>> Start Data supplied
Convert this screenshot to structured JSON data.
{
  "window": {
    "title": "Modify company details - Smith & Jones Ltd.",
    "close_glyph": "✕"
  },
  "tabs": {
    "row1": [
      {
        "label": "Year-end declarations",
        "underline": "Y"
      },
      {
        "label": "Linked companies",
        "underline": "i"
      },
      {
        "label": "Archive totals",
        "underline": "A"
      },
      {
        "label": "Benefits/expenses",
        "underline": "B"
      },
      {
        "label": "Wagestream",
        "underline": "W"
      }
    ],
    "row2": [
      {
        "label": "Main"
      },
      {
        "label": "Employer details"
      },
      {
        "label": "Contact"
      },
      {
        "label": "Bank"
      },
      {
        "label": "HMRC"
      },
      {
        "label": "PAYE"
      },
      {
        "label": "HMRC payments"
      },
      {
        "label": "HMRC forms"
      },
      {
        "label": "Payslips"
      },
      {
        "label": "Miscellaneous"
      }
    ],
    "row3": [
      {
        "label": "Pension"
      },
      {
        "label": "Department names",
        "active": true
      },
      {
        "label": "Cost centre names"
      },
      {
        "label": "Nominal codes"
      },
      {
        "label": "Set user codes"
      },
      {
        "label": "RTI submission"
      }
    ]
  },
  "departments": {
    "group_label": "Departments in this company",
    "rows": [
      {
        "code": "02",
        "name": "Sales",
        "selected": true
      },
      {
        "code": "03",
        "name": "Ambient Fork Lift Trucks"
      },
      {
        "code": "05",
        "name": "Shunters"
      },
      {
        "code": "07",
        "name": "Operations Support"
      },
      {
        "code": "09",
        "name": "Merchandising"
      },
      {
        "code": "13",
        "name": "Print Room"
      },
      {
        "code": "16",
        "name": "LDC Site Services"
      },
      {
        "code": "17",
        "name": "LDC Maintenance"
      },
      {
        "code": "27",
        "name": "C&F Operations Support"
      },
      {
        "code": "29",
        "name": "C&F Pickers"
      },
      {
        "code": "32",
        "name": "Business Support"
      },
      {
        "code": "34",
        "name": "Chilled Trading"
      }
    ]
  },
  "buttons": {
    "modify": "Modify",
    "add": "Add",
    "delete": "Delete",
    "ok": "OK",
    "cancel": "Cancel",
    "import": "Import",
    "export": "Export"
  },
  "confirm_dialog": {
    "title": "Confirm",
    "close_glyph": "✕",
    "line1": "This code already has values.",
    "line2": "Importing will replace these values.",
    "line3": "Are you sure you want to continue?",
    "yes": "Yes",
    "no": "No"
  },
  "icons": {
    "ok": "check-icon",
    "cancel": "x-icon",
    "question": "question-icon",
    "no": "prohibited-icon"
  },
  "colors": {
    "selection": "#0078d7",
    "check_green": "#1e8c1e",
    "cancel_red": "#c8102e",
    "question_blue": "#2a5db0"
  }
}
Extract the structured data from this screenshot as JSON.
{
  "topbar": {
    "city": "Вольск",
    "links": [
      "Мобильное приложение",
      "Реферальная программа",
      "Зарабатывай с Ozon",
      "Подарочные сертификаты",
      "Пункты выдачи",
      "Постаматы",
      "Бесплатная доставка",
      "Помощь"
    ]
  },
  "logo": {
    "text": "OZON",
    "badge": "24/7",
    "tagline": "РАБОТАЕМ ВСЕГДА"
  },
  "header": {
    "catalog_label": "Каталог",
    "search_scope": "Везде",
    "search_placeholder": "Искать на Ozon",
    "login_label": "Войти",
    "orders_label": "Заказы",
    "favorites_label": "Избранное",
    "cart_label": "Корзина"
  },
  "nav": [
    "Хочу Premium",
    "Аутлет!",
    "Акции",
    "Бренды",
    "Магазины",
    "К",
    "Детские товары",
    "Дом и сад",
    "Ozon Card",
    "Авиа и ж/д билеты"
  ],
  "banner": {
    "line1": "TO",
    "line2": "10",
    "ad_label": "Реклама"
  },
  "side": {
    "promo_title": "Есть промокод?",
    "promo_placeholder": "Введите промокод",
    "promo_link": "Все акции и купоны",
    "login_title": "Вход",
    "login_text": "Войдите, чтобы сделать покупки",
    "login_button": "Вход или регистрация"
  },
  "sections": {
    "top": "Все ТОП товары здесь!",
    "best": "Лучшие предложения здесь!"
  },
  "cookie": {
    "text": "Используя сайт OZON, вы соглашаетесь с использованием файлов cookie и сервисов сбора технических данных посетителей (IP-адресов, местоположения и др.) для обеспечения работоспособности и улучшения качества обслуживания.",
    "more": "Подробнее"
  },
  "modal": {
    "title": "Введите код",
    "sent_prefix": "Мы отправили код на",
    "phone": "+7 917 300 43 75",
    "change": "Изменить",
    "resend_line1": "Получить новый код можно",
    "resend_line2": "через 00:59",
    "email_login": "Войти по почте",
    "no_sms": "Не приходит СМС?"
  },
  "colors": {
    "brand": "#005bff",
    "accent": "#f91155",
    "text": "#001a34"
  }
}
>> End Data supplied
>> Start Data supplied
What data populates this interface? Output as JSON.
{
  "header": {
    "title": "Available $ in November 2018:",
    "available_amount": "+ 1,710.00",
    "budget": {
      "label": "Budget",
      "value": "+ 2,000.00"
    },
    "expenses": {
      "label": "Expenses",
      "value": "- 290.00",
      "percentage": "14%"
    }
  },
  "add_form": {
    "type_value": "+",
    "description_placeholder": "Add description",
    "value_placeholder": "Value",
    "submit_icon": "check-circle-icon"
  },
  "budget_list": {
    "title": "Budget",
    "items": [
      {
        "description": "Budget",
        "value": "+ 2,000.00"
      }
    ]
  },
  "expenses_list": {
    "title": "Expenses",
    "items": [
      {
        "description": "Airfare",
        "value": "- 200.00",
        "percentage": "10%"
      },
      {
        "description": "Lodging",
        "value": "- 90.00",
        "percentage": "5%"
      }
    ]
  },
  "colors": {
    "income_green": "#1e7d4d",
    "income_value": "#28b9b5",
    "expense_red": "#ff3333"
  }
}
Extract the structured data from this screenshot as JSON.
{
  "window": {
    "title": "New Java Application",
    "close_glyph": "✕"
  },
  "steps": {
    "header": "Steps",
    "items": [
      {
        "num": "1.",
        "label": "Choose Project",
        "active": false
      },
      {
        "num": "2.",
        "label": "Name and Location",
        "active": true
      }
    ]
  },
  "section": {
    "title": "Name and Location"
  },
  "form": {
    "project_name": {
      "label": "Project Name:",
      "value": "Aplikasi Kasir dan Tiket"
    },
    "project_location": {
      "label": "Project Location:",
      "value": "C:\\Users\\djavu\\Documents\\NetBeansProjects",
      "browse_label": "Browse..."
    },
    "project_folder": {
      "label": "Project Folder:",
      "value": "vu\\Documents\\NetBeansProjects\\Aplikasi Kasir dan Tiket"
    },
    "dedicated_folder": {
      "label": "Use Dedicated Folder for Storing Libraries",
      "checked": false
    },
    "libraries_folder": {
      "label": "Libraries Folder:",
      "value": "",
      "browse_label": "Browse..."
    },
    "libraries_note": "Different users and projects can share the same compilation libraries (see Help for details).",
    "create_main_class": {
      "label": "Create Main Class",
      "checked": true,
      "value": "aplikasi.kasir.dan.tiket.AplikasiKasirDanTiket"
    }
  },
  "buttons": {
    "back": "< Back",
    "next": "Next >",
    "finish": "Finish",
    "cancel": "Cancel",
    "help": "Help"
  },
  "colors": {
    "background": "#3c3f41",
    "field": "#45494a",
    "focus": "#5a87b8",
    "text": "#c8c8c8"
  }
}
>> End Data supplied
>> Start Data supplied
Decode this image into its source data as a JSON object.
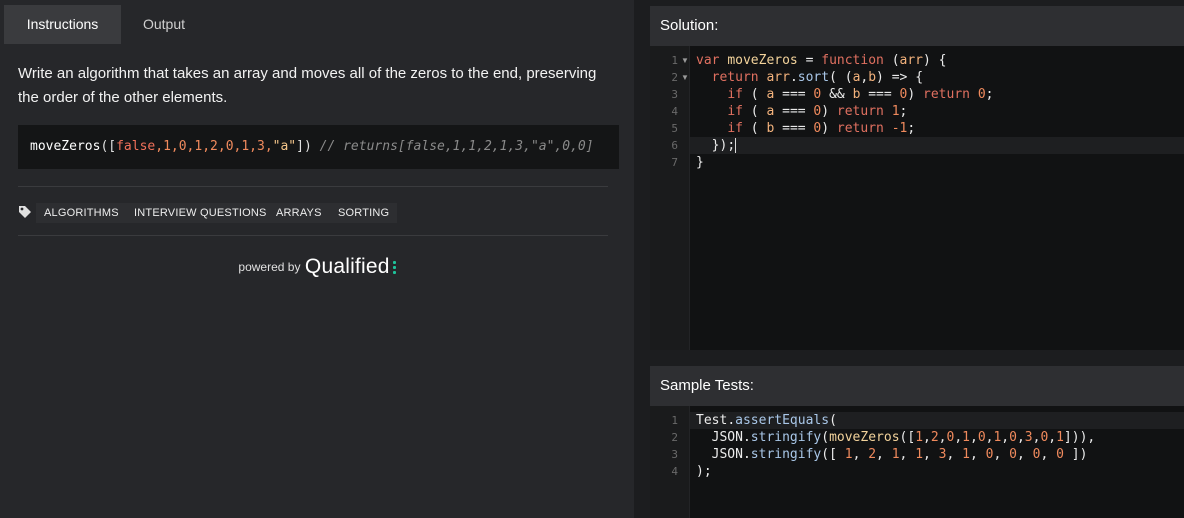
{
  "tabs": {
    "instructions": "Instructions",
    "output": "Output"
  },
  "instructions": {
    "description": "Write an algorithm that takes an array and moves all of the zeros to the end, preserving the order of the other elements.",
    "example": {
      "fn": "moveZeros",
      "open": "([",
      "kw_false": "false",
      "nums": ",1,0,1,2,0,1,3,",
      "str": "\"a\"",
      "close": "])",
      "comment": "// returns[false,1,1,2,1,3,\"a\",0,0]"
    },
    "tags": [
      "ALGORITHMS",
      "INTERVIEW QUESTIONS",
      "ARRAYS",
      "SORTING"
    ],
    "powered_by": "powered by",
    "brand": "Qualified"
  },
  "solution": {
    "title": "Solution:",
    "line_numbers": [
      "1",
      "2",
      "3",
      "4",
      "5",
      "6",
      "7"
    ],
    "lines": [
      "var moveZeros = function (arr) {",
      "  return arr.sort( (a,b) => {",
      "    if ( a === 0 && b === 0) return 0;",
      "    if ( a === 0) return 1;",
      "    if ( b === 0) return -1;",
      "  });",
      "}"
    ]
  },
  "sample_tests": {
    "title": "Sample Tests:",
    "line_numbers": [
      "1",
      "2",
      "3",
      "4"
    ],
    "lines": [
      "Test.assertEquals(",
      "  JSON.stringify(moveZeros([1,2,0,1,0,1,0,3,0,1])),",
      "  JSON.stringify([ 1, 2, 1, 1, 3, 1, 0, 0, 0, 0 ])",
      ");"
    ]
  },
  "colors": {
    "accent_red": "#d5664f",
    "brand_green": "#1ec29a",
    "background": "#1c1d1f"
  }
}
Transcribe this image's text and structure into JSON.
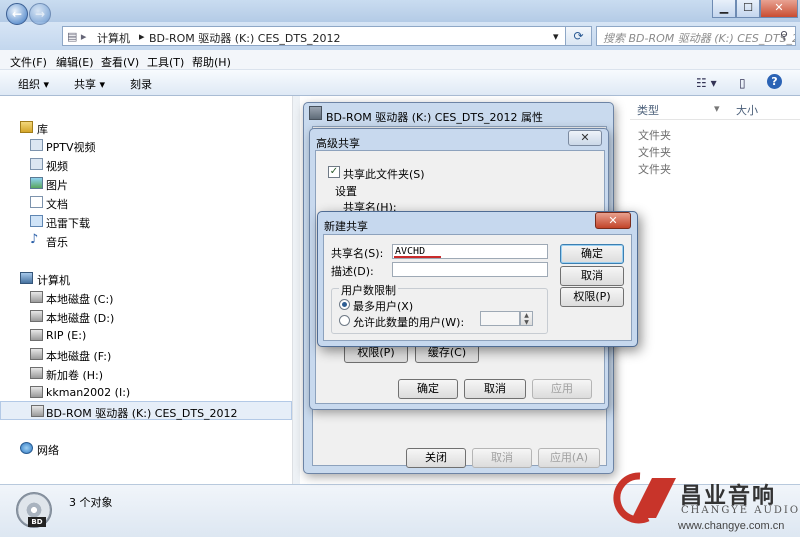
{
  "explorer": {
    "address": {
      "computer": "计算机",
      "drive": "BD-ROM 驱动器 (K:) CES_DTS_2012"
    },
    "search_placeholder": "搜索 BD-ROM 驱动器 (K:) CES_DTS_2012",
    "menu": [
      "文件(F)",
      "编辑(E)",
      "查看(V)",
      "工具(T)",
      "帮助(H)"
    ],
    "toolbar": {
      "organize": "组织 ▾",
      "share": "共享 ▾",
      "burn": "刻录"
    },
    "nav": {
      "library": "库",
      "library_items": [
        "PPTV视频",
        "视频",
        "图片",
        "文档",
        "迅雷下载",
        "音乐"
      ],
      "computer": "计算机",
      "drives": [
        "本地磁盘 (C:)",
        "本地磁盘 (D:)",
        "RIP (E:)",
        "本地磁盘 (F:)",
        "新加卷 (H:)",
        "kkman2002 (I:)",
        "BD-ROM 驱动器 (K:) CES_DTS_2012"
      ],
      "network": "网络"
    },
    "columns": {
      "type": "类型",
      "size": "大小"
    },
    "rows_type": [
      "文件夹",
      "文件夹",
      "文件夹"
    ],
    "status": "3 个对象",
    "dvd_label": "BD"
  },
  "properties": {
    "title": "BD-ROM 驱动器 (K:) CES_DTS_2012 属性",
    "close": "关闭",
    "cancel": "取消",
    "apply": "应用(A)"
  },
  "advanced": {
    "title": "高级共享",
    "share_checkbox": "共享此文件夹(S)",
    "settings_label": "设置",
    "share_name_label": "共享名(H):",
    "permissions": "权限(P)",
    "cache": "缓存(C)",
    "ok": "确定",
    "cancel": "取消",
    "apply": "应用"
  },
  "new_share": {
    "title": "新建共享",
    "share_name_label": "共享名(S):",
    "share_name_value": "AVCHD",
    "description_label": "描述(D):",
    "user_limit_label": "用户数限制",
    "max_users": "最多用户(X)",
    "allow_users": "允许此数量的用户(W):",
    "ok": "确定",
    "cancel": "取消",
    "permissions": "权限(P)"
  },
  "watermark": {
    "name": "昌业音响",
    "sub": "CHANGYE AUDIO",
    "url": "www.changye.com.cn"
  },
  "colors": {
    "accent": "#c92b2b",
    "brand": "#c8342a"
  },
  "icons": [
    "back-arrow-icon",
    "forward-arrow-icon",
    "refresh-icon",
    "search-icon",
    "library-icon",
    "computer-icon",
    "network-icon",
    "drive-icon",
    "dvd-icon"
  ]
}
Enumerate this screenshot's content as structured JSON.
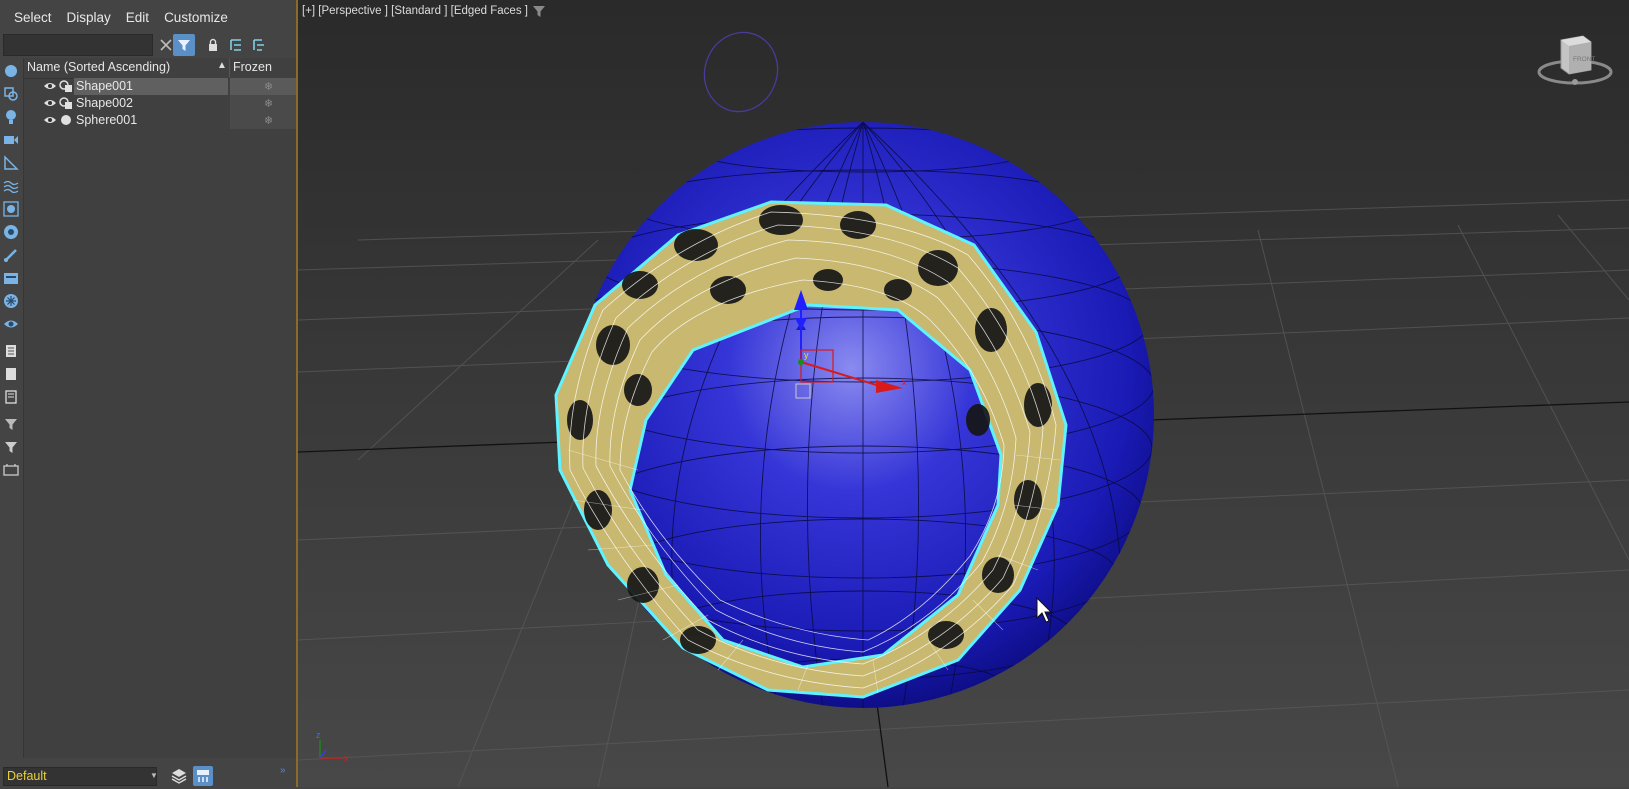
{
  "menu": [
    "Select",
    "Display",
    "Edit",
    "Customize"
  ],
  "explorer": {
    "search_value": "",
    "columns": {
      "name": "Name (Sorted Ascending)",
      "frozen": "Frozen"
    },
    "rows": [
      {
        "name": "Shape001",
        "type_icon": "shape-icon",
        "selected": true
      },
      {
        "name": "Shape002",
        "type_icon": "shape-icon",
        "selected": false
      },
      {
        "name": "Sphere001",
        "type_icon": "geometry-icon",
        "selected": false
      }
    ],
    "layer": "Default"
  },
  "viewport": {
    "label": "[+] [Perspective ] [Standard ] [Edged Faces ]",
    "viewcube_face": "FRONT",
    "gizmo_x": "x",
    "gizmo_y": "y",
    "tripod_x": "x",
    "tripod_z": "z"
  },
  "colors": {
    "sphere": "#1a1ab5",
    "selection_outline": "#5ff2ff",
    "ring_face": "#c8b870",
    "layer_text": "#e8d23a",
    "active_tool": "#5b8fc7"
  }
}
>> End Data supplied
Requirement
Going through the records above, state how many lines carry "instructions", with no other text.

Output of the exercise
2